Check each line of the records below for the word "into" and copy those where it appears.

# START OF Dataset rows

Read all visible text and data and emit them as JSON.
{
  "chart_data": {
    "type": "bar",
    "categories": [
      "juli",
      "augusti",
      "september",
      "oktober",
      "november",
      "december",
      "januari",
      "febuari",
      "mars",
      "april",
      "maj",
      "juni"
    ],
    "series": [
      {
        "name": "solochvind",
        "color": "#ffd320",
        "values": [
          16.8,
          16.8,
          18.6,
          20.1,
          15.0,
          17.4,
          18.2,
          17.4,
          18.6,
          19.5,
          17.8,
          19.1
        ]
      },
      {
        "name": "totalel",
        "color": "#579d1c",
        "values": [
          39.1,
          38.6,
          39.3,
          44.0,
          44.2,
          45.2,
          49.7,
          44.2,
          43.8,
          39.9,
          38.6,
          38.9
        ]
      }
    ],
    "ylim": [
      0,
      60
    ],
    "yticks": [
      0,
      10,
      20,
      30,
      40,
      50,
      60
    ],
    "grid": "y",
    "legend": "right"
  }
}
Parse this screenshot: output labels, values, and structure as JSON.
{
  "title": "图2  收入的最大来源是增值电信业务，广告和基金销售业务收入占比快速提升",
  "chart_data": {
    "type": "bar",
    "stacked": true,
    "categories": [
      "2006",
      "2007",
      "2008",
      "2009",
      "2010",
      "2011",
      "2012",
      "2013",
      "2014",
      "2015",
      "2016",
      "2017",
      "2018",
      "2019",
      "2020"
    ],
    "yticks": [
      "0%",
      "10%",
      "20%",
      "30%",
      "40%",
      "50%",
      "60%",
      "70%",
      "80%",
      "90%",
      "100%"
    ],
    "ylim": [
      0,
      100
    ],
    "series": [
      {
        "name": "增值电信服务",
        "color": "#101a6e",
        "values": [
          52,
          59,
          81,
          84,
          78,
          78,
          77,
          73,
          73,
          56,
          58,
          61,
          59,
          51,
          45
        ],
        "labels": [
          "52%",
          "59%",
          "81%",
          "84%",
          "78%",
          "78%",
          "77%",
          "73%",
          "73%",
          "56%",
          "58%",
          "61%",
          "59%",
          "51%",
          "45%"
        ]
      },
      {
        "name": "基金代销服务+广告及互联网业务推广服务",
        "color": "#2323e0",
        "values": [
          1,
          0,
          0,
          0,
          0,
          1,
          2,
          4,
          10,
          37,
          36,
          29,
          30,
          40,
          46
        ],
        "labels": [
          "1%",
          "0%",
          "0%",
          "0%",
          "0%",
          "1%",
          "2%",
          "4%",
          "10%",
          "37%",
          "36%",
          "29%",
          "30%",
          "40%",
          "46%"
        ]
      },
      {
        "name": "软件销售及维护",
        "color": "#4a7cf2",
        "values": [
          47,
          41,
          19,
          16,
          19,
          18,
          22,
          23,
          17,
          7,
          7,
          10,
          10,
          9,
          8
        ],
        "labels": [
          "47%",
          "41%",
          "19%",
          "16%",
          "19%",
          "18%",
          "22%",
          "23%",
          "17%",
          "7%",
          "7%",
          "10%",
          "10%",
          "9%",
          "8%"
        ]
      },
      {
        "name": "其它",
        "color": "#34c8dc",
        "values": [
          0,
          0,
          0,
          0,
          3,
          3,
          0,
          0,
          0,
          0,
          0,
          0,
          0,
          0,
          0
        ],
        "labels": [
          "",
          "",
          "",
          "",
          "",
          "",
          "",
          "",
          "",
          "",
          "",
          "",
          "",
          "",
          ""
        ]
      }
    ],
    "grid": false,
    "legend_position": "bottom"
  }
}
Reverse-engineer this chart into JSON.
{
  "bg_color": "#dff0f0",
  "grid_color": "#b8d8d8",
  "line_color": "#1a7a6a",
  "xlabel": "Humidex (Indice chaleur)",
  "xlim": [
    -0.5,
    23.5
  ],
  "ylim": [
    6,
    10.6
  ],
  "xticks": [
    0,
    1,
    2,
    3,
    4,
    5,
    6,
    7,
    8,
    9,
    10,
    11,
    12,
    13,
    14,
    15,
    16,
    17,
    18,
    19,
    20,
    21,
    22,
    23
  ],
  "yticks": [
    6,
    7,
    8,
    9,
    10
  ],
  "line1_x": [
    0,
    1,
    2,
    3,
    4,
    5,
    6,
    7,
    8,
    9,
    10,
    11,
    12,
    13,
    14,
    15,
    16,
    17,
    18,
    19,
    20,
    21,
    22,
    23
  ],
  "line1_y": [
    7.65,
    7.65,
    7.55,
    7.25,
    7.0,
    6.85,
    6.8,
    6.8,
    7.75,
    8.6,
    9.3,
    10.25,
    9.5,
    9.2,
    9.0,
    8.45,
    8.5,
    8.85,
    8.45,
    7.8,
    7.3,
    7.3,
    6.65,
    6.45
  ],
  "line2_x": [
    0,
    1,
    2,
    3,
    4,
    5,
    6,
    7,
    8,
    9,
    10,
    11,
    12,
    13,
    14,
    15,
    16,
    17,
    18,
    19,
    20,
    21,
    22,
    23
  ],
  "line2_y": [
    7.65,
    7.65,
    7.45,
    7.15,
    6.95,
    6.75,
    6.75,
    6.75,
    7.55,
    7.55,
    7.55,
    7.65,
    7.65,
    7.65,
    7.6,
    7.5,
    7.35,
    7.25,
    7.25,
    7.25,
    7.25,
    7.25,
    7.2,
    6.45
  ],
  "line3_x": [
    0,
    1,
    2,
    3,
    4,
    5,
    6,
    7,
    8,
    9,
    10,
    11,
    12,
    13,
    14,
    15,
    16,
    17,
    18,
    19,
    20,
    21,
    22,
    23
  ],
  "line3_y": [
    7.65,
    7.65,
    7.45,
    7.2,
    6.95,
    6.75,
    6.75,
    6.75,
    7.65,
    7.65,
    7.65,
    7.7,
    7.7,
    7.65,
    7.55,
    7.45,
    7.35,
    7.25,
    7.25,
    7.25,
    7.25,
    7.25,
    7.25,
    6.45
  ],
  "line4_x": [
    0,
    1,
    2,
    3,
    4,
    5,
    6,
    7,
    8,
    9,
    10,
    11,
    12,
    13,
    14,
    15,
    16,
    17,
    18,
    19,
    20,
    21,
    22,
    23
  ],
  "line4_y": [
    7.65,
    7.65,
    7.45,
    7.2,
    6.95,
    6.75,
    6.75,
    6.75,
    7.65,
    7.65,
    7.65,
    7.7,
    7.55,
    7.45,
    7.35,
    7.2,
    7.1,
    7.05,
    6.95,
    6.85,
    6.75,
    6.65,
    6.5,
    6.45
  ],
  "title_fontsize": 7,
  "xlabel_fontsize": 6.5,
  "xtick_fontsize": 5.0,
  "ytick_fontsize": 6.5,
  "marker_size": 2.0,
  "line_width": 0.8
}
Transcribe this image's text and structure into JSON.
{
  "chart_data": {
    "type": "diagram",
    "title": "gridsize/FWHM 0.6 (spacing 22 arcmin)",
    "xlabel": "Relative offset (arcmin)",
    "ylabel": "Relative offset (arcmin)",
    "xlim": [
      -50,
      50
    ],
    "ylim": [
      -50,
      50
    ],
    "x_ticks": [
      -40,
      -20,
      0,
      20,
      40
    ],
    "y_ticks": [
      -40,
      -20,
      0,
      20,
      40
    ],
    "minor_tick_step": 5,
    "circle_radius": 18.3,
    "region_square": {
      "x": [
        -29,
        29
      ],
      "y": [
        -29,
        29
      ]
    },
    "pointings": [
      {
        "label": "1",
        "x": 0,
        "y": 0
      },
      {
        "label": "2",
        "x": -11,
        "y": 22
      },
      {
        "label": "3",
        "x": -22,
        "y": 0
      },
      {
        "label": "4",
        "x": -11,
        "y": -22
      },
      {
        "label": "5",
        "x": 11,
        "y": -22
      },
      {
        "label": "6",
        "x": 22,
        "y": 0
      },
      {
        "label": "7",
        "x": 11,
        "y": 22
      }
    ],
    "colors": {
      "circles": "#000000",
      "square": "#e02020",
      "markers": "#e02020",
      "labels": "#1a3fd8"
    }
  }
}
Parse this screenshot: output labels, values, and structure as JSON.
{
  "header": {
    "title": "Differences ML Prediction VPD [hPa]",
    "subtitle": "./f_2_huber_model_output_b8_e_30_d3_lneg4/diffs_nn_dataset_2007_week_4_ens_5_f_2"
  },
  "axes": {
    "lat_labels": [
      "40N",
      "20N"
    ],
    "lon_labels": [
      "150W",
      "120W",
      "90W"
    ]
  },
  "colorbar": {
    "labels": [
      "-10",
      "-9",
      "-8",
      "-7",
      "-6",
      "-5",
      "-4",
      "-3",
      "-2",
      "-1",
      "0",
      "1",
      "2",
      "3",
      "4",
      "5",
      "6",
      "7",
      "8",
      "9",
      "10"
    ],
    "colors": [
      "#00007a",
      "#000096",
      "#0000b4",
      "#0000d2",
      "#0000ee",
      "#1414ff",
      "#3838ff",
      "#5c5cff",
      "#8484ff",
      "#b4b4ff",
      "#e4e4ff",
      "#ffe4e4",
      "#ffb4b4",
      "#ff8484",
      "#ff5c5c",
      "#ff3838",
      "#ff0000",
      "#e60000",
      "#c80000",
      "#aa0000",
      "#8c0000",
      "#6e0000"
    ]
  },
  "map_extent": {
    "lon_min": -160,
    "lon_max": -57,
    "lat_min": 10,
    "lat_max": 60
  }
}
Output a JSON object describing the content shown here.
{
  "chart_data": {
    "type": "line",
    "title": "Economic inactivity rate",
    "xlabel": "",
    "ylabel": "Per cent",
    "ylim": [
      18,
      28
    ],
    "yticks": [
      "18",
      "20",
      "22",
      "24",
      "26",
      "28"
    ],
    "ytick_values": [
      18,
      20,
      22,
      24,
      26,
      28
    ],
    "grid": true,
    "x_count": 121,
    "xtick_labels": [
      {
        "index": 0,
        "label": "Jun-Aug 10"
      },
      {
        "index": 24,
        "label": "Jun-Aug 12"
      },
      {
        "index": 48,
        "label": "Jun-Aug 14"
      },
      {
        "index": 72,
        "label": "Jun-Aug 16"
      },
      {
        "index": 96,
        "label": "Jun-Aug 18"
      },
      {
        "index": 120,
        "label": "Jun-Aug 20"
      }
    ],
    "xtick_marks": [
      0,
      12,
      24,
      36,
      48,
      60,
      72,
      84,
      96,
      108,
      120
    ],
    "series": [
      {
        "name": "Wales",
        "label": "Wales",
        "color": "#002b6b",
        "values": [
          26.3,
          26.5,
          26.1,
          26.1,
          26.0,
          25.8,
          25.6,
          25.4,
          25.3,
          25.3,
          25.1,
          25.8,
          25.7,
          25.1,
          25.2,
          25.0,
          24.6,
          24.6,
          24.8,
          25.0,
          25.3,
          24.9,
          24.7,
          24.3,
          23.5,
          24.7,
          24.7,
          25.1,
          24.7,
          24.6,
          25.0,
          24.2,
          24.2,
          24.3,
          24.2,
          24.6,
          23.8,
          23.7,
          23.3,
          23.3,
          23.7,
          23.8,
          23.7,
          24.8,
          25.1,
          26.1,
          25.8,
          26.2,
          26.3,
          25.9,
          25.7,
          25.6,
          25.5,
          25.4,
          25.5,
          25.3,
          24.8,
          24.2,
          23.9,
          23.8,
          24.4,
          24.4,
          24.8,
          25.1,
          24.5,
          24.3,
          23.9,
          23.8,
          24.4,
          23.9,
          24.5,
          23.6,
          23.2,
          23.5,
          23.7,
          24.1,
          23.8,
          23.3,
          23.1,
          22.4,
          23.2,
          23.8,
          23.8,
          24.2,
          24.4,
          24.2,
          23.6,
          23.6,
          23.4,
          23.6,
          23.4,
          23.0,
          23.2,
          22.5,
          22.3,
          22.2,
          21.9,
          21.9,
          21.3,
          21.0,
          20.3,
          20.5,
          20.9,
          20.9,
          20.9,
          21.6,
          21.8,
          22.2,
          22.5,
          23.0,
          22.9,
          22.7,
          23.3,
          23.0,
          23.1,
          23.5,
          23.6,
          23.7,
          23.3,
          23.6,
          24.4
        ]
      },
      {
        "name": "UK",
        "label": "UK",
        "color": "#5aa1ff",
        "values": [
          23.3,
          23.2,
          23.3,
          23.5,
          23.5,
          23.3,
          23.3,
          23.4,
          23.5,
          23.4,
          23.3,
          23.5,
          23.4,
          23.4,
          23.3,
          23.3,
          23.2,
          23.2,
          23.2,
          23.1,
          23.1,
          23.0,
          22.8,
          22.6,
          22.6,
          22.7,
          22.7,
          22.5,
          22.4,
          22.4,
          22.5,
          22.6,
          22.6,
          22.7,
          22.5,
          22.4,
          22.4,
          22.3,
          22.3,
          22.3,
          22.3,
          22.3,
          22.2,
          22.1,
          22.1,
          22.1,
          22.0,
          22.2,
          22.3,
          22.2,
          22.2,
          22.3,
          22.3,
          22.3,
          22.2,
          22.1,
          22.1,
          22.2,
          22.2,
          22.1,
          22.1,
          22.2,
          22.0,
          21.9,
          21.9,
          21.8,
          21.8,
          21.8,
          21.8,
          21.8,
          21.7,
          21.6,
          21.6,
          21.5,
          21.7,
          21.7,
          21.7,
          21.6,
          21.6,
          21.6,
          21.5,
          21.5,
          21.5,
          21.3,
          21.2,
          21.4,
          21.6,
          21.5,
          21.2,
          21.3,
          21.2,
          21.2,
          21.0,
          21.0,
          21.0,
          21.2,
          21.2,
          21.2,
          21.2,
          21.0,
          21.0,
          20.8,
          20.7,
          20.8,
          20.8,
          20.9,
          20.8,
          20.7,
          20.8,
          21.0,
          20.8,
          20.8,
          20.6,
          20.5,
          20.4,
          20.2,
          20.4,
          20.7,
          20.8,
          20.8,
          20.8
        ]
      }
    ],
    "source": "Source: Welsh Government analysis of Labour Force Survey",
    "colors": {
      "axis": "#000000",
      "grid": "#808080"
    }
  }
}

# END OF Dataset rows

— Answer to this exercise —
Reverse-engineer this chart into JSON.
Transcribe this image's text and structure into JSON.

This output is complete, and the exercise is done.